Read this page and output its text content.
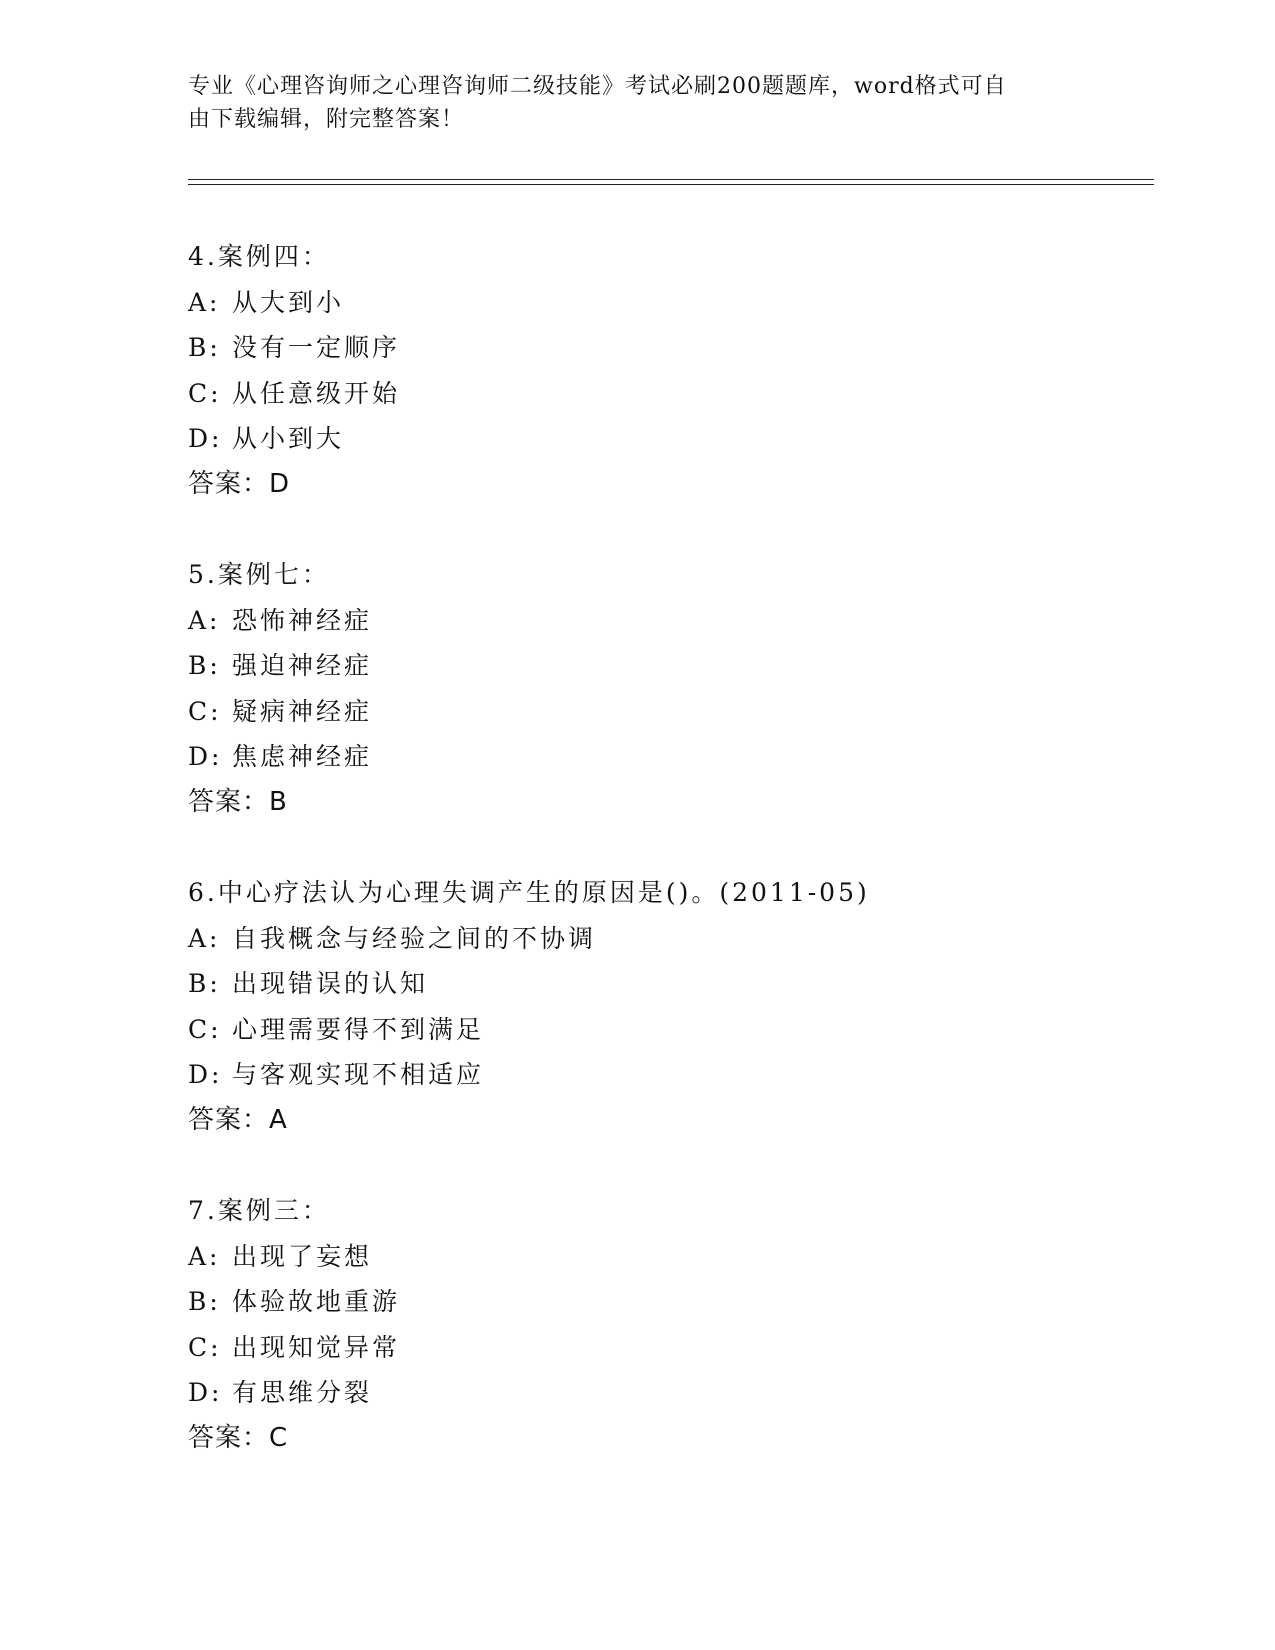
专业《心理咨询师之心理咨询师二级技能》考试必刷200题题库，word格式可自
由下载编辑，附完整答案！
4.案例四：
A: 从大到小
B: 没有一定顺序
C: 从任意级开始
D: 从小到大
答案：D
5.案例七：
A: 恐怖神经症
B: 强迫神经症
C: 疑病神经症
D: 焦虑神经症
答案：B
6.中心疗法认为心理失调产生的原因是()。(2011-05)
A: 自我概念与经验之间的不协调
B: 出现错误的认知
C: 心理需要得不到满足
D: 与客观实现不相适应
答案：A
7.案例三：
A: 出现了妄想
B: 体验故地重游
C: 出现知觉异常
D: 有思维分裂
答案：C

**Goal of the exercise**
Leave out the pictures and return every record word for word.

**Written answer**
Read this page and output its text content.
专业《心理咨询师之心理咨询师二级技能》考试必刷200题题库，word格式可自
由下载编辑，附完整答案！
4.案例四：
A: 从大到小
B: 没有一定顺序
C: 从任意级开始
D: 从小到大
答案：D
5.案例七：
A: 恐怖神经症
B: 强迫神经症
C: 疑病神经症
D: 焦虑神经症
答案：B
6.中心疗法认为心理失调产生的原因是()。(2011-05)
A: 自我概念与经验之间的不协调
B: 出现错误的认知
C: 心理需要得不到满足
D: 与客观实现不相适应
答案：A
7.案例三：
A: 出现了妄想
B: 体验故地重游
C: 出现知觉异常
D: 有思维分裂
答案：C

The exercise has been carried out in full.